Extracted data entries
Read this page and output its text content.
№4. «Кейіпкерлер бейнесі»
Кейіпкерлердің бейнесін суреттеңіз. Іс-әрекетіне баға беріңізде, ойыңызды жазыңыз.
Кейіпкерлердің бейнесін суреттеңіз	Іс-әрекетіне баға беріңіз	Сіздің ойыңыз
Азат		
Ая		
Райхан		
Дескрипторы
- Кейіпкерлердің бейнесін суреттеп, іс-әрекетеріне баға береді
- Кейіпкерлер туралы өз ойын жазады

==

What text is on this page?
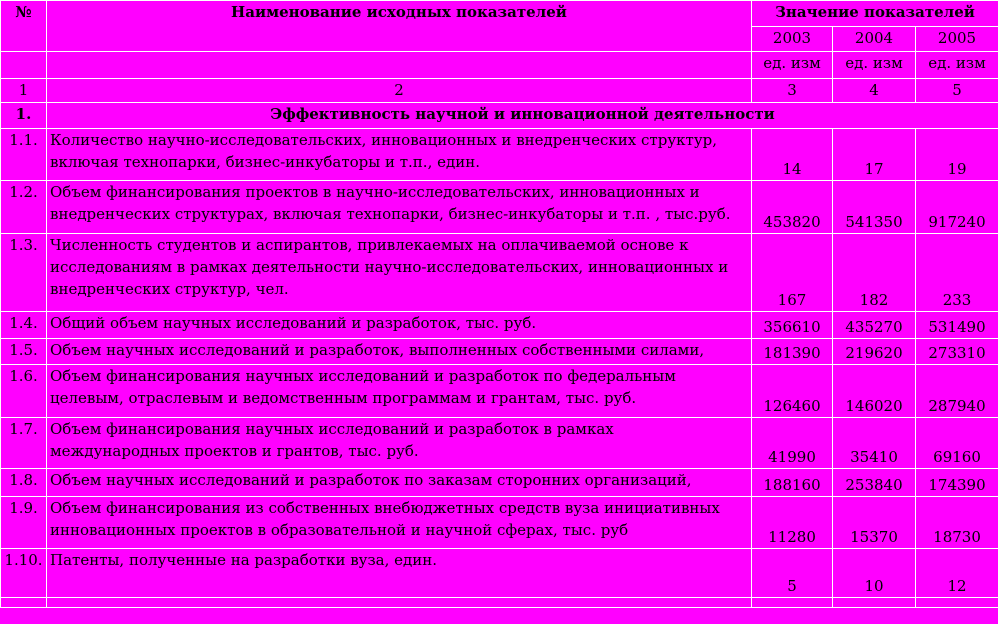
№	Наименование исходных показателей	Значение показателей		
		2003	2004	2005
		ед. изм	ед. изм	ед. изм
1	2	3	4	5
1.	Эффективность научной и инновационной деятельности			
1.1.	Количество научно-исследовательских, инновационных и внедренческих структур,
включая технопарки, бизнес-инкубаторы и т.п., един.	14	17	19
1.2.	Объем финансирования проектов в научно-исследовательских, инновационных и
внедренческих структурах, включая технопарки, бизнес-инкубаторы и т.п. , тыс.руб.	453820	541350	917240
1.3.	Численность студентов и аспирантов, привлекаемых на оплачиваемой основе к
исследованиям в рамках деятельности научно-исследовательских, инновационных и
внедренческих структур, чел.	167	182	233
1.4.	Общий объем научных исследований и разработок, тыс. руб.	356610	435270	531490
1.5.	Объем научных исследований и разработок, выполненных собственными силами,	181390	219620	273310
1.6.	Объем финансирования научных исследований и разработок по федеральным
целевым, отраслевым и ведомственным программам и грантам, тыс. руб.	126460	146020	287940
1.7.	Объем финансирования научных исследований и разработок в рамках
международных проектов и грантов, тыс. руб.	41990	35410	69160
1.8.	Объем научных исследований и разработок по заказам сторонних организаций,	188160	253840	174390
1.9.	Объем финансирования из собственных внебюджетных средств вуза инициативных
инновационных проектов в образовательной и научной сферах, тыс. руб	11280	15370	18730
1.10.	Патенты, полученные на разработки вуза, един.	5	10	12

Requirement:
Copy out every line with the word "финансирования".

Exercise output:
1.2.	Объем финансирования проектов в научно-исследовательских, инновационных и
1.6.	Объем финансирования научных исследований и разработок по федеральным
1.7.	Объем финансирования научных исследований и разработок в рамках
1.9.	Объем финансирования из собственных внебюджетных средств вуза инициативных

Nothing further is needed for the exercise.